Directions = How many of the lines below hold the word "work"? Answer only with the number.

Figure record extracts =
******************************
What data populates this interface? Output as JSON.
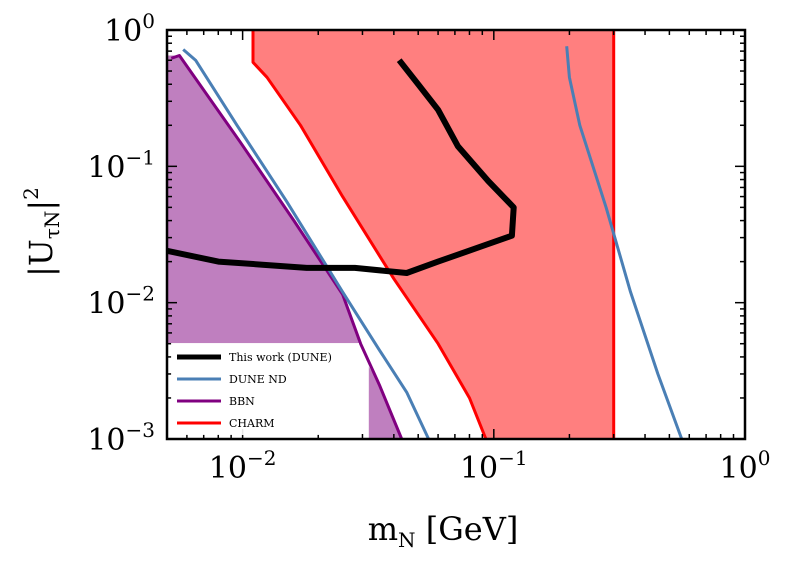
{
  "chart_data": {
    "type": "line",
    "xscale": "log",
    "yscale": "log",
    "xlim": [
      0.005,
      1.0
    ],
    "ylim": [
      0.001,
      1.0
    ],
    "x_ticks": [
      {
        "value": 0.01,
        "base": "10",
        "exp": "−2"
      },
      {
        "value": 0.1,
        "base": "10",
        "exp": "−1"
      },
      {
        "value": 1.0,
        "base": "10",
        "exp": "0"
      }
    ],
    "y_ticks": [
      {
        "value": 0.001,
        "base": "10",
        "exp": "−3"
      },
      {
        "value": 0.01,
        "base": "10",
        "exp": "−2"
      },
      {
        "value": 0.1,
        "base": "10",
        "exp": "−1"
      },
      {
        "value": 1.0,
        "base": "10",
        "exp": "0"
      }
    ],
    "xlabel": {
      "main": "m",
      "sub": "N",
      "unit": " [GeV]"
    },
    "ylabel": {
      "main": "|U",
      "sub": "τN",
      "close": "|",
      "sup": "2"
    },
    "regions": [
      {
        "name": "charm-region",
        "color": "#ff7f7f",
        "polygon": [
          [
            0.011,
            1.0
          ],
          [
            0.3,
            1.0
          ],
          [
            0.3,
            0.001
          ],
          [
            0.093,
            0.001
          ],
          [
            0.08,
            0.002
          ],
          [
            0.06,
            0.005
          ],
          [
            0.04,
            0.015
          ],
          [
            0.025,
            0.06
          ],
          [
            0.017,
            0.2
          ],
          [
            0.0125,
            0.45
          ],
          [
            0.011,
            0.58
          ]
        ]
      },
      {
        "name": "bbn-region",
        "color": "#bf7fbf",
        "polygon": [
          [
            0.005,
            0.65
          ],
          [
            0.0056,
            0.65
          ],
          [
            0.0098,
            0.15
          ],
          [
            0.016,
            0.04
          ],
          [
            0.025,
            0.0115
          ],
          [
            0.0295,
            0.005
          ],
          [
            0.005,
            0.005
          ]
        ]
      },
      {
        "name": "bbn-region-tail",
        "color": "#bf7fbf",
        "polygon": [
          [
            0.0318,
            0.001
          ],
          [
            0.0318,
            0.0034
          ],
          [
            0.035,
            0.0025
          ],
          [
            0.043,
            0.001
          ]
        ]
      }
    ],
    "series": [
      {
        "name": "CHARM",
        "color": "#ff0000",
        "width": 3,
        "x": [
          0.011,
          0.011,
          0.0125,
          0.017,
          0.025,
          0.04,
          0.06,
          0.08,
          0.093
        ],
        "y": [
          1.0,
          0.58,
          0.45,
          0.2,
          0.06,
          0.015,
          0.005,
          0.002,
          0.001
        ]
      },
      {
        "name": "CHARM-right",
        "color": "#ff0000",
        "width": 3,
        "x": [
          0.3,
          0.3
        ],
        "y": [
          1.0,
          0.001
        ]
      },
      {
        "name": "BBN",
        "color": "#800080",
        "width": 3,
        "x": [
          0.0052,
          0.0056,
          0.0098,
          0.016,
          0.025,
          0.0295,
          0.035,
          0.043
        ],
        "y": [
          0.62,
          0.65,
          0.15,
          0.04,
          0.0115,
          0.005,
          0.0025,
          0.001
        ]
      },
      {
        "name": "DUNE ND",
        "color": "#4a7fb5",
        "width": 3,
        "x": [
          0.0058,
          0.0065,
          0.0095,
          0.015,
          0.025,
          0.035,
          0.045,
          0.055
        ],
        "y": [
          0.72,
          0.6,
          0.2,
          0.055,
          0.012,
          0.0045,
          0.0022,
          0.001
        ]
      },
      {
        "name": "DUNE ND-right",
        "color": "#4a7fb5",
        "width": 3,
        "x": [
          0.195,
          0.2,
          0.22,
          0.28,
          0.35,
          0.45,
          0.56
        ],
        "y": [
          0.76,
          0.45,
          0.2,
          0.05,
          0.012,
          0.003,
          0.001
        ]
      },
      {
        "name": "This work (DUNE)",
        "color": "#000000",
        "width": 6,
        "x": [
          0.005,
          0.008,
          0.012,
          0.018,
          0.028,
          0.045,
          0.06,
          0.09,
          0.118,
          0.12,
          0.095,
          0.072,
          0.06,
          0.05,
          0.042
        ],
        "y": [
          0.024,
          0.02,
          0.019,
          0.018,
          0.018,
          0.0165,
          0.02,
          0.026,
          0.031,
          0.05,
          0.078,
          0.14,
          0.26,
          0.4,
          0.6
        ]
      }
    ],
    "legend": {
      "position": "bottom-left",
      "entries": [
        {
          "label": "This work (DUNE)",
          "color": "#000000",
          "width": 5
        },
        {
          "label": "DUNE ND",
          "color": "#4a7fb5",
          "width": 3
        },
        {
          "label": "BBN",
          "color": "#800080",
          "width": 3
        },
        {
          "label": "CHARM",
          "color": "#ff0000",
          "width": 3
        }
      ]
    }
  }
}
******************************
Expected answer = 2